Stored items from a collection
----

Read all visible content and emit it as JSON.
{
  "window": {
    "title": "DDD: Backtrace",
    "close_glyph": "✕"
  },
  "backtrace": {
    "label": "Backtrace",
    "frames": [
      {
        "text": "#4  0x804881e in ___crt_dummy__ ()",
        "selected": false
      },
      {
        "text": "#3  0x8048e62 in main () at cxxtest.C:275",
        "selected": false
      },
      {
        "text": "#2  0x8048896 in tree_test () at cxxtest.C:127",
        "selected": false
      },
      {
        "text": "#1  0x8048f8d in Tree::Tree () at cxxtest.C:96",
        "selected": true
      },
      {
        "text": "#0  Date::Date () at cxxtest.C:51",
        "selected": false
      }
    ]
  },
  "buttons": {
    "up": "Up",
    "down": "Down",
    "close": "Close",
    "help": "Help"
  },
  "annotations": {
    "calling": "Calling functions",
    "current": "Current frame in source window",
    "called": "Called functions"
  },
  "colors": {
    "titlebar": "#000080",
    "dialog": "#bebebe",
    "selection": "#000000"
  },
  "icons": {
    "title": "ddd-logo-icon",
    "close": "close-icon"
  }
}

----

Provide only the number of lines in the entries that hold the word "cxxtest".

4